Source text:
-- Opening Marker --

Feser claims that his objections to Platonism are “insuperable” (2017, p. 109). While many adjectives describe his objections, I hope to have shown that ‘insuperable’ is not one of them.
[1] As I use it, Platonism is the view that there are mind-independent, necessarily existent, non-spatiotemporal, non-causal abstract objects like properties/universals, propositions, and mathematical objects.
[2] It is also called the Benacerraf problem (cf. Benacerraf (1973)).
[3] For an exploration of debates surrounding the Benacerraf problem, see Panza and Sereni (2013).
[4] See Berman (2020) for an argument from the success, progress, and practice of science to the truth of Platonism.
[5] Plausibly, those who mount the Benacerraf problem have to admit the legitimacy of this kind of transitivity, since obviously not all our knowledge of ordinary particulars is directly caused by them.
[6] Obviously, there are different accounts of exemplification. For present purposes, a generic and simplified notion will suffice.
[7] Pun intended.
[8] Universals are typically posited (in part) to explain commonalities among individuals. It is therefore only because things have the relevant universal, F-ness, that they are all F. Hence, if universals are divine ideas, it follows that individual men are men only because they share (or ‘have’ or ‘participate in’ or ‘exemplify’ or whatever) the divine idea of manhood.
[9] Or, if we want a sparser ontology, it fails to exemplify rationality.

-- Closing Marker --

Material shown:
-- Opening Marker --

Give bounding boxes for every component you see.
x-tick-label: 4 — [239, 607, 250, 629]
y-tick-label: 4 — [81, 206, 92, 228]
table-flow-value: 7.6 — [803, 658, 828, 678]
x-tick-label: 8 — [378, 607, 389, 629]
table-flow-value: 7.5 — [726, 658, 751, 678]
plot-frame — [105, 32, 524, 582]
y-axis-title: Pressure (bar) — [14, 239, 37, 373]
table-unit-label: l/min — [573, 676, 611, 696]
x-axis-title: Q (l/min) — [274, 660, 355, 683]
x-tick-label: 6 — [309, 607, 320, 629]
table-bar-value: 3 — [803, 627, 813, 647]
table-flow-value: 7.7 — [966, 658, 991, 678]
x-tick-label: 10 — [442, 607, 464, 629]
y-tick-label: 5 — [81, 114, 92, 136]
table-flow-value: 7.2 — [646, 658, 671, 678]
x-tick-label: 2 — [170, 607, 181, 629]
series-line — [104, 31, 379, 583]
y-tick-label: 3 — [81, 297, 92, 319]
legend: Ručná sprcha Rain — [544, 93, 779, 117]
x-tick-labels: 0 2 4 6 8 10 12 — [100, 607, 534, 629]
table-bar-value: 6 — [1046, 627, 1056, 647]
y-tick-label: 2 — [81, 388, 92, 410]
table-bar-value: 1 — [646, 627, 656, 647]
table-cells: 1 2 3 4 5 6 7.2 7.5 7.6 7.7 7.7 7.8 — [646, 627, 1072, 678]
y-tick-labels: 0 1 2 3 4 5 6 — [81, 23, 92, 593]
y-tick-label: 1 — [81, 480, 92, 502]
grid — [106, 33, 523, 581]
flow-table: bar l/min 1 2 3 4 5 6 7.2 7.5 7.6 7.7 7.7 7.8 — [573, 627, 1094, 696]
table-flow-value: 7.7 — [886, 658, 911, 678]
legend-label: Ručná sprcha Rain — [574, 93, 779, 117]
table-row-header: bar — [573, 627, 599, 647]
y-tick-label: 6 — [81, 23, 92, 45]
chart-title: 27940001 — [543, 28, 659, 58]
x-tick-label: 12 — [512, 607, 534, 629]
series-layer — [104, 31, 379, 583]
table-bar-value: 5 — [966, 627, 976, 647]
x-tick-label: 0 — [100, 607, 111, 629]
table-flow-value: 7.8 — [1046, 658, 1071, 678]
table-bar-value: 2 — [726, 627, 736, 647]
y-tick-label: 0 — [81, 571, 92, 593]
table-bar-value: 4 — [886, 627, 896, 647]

-- Closing Marker --

Assignment: Reproduce the passage of the text on Platonism starting with "Feser claims that" and going on through "and mathematical objects.", substituting "criticisms" for each occurrence of "objections".

Expected output:
Feser claims that his criticisms to Platonism are “insuperable” (2017, p. 109). While many adjectives describe his criticisms, I hope to have shown that ‘insuperable’ is not one of them.
[1] As I use it, Platonism is the view that there are mind-independent, necessarily existent, non-spatiotemporal, non-causal abstract objects like properties/universals, propositions, and mathematical objects.